■ RECORDS SUPPLIED
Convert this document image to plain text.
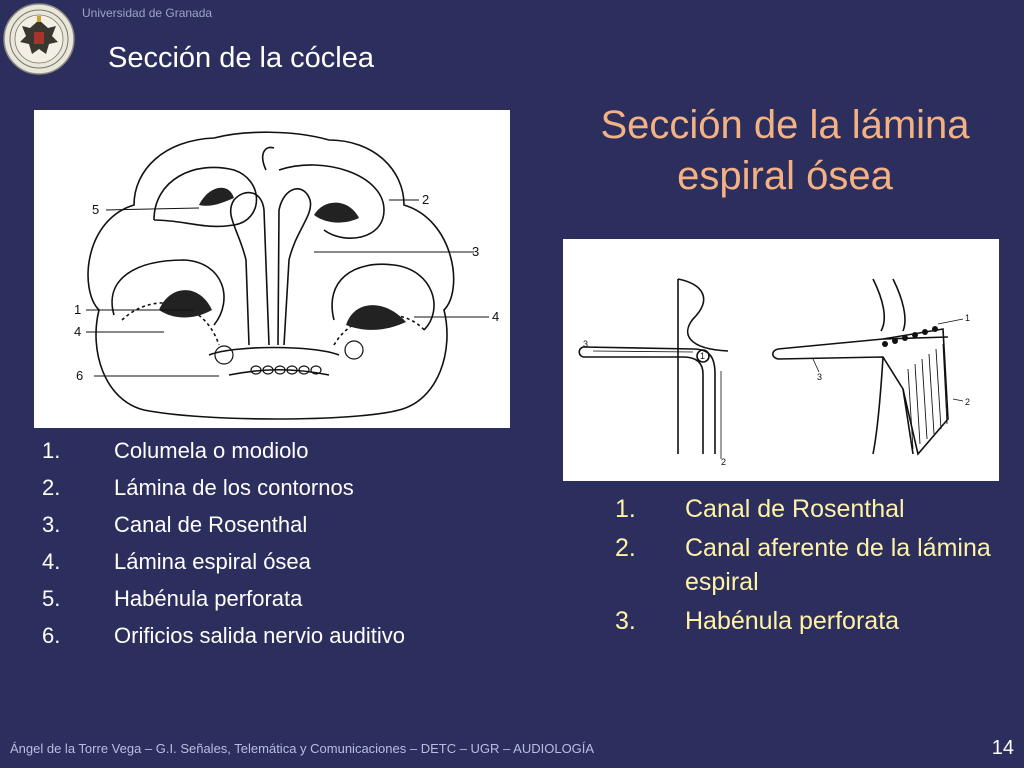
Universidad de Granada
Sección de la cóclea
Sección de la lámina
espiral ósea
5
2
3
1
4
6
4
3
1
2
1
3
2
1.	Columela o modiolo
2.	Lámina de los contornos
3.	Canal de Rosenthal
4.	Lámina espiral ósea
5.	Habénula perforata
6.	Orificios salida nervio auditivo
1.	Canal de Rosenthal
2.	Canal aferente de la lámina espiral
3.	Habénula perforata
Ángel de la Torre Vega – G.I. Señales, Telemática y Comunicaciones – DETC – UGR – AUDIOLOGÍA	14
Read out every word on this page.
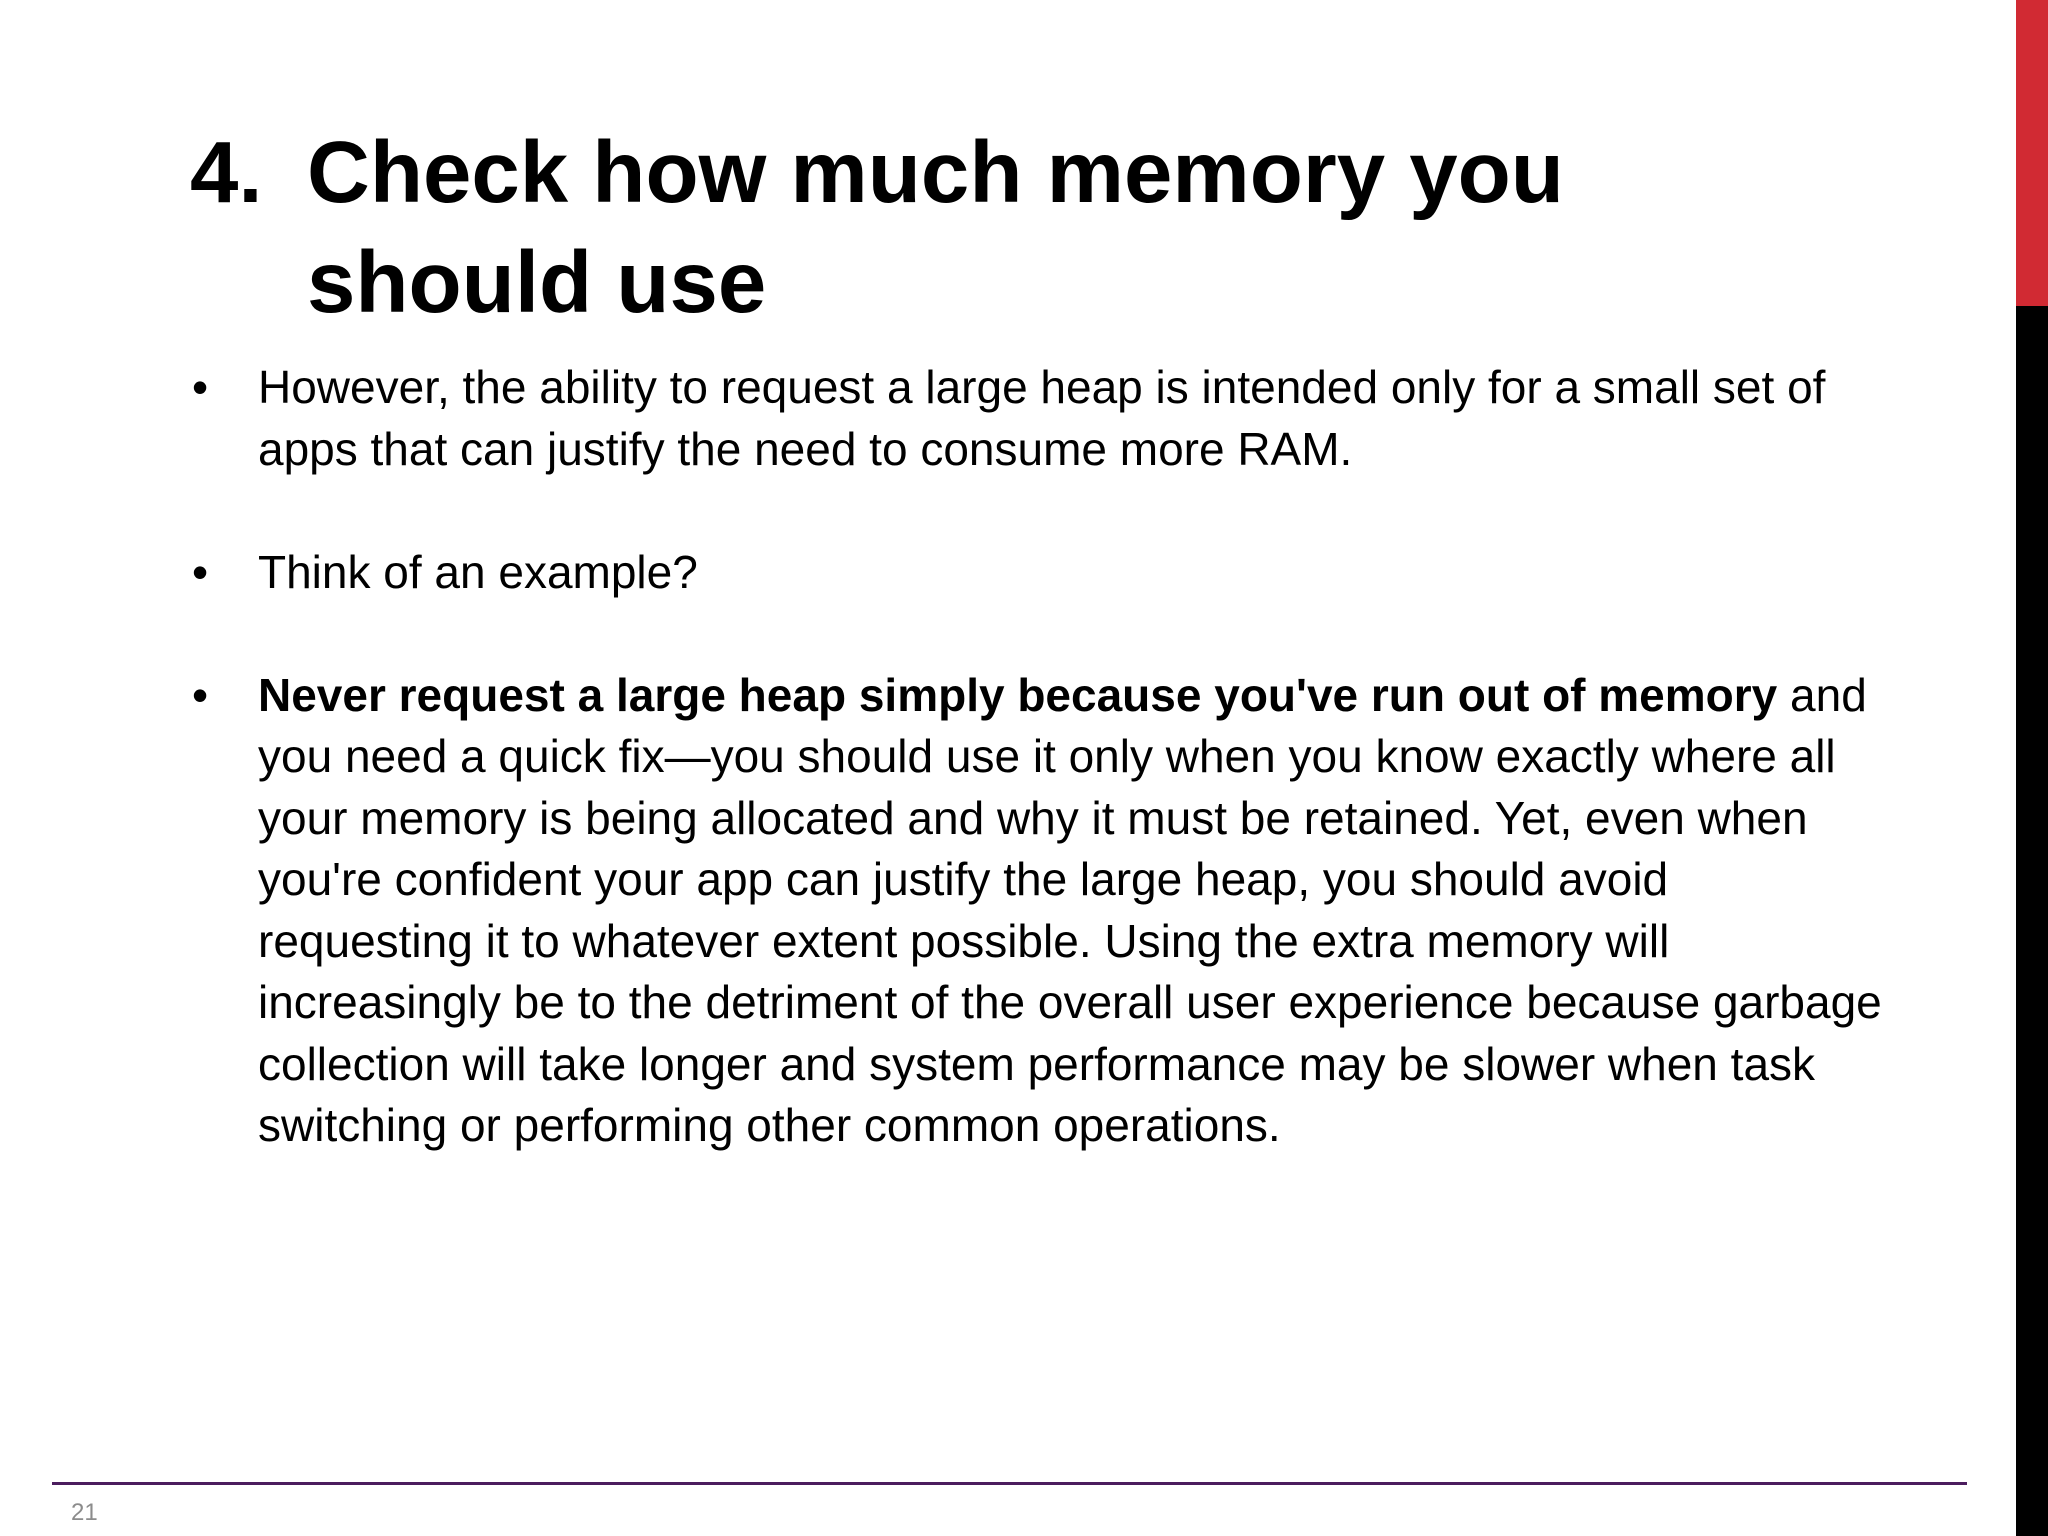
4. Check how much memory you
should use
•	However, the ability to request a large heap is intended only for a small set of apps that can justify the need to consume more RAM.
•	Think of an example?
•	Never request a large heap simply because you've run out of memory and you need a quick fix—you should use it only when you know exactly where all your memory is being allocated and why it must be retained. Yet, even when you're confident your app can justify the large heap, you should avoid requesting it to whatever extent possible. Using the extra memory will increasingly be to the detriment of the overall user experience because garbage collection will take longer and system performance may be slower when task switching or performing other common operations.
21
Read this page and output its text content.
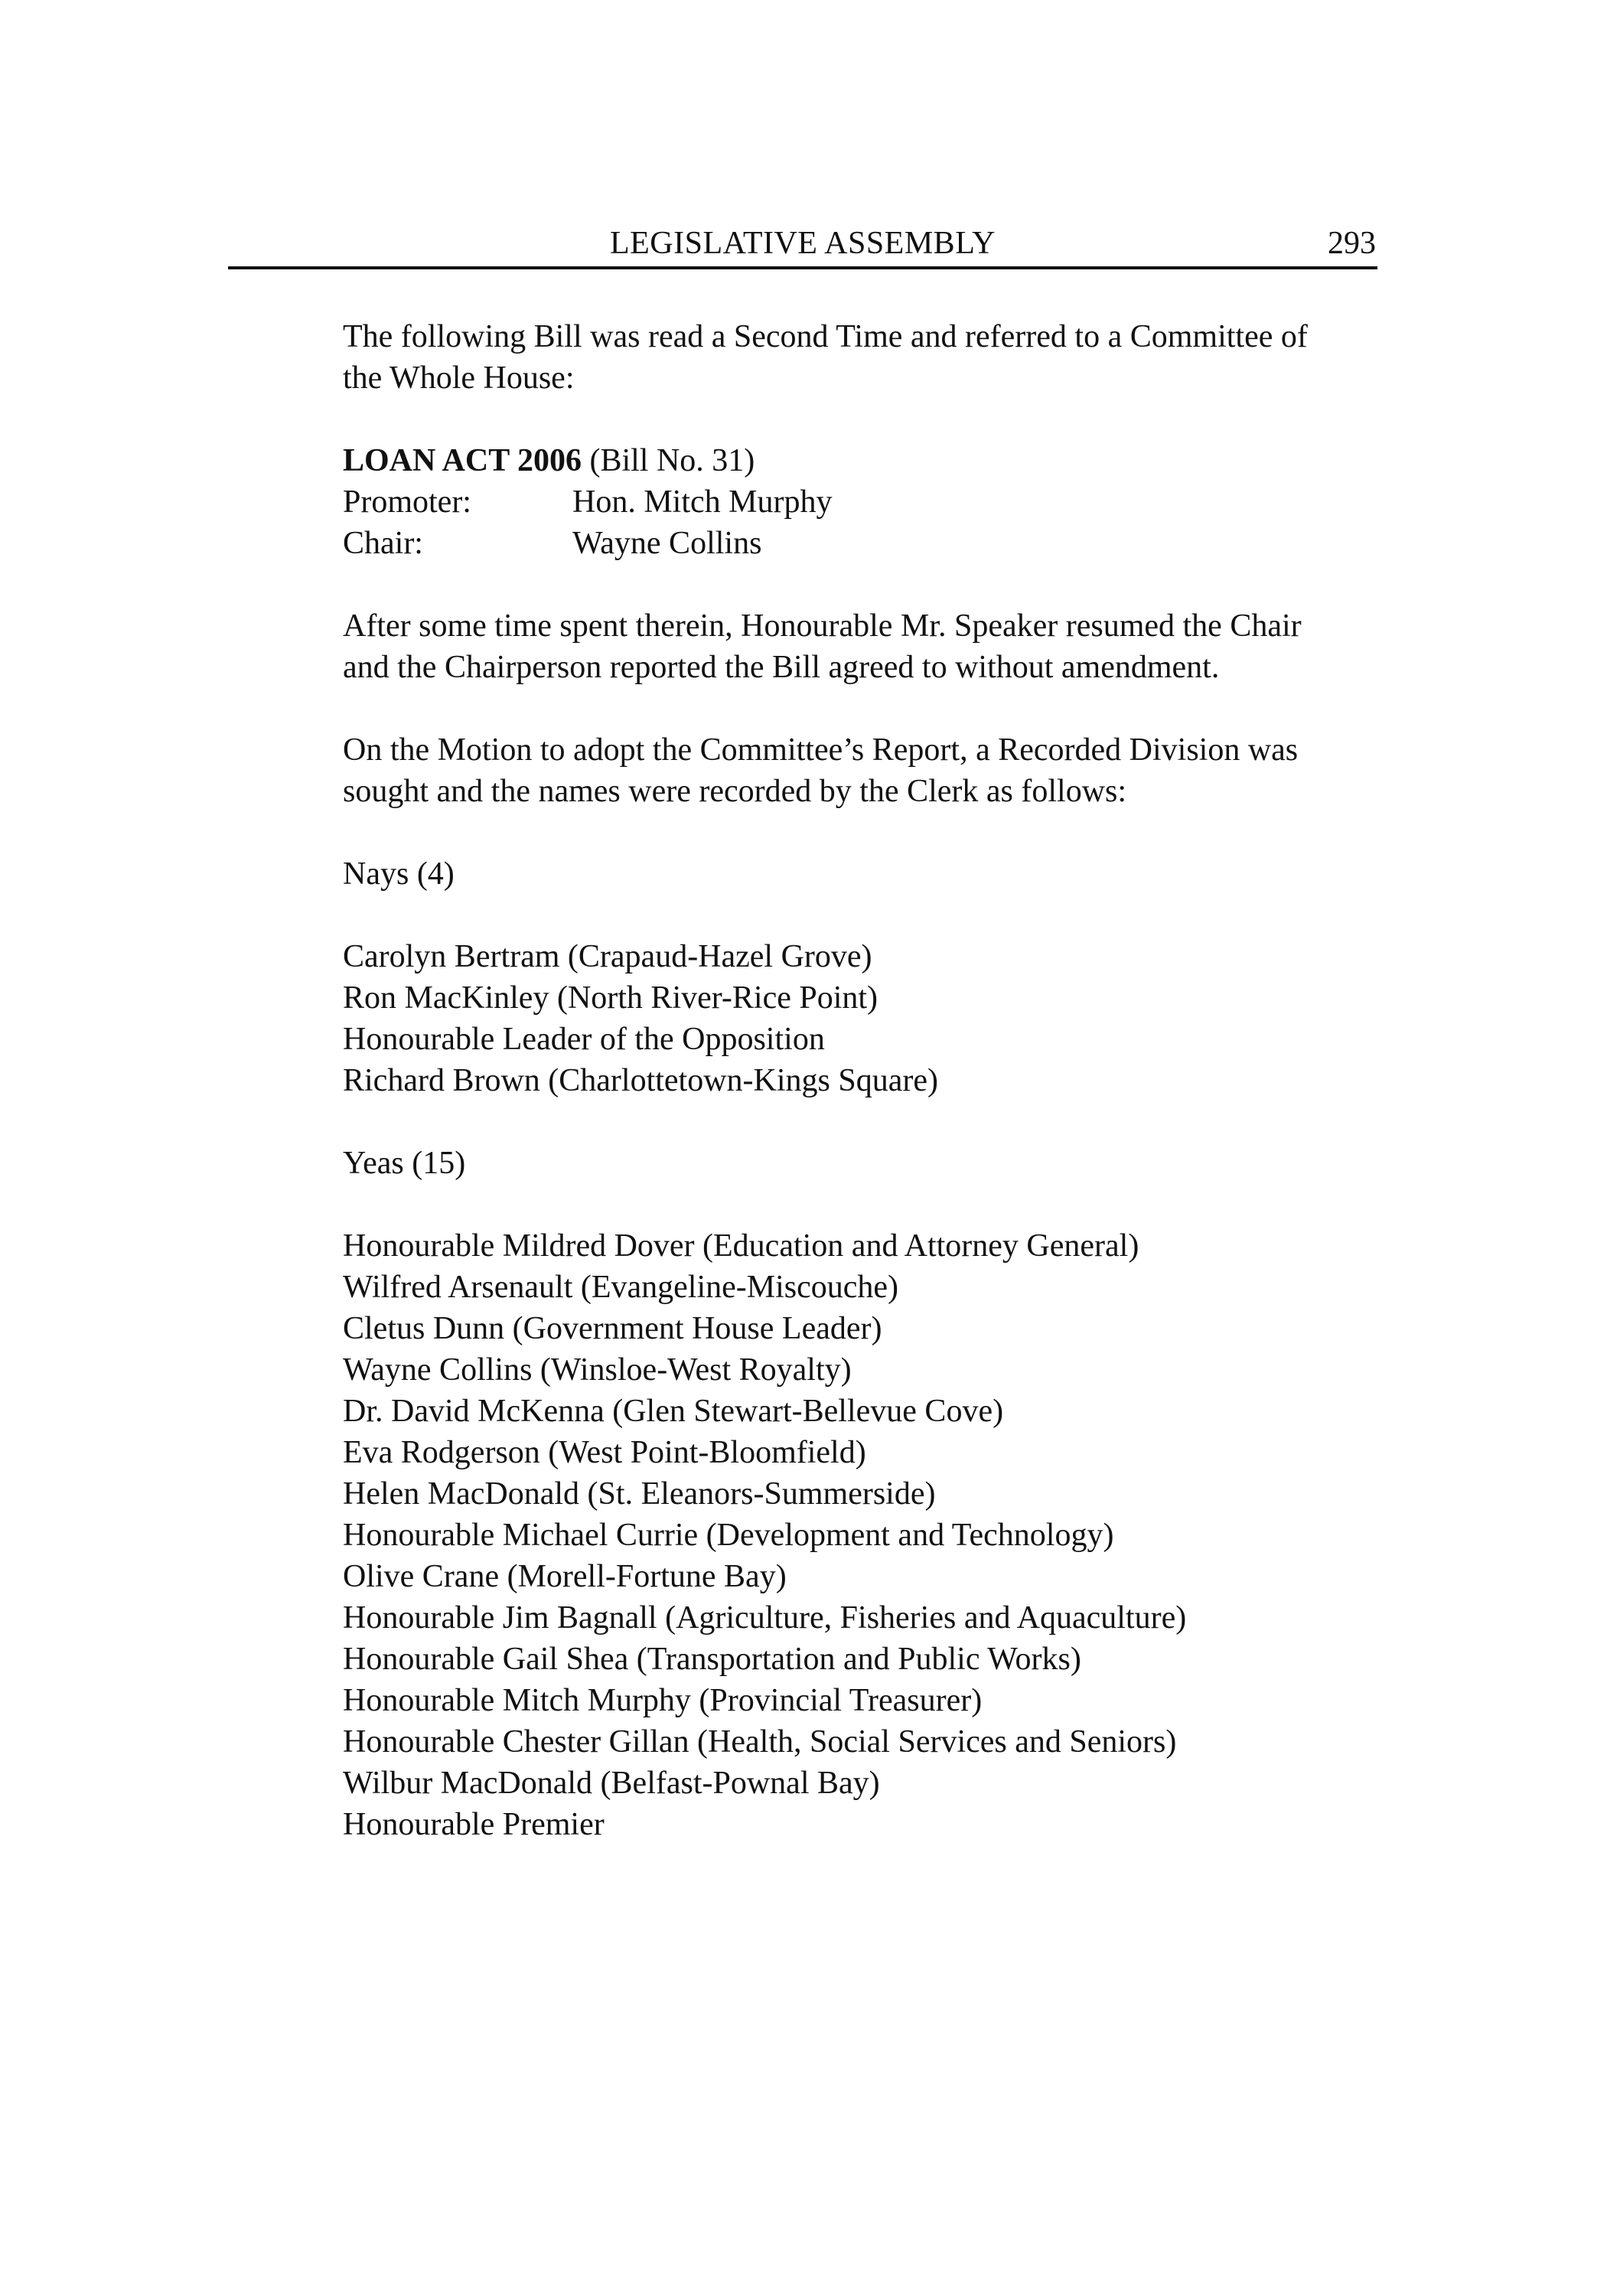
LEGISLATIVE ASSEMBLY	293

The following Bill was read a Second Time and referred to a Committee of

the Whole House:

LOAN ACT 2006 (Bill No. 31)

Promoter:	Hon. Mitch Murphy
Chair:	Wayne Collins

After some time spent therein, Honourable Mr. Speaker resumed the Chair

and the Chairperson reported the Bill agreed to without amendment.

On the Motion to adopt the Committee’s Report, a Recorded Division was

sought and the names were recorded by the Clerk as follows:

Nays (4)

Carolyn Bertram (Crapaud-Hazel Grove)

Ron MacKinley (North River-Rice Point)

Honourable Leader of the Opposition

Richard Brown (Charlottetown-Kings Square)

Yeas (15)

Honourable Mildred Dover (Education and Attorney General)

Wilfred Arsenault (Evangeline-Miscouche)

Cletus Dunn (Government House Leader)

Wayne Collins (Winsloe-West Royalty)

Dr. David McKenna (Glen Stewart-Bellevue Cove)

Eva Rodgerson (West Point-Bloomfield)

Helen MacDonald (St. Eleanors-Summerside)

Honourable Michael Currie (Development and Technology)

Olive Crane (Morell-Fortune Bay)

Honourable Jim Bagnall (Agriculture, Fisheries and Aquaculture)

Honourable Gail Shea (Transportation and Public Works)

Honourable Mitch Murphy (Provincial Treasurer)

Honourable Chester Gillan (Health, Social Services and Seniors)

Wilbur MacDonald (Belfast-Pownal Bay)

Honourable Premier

■ SET TASK
From the listing above, copy every line that holds the string "House".

■ WRITTEN REPLY
the Whole House:
Cletus Dunn (Government House Leader)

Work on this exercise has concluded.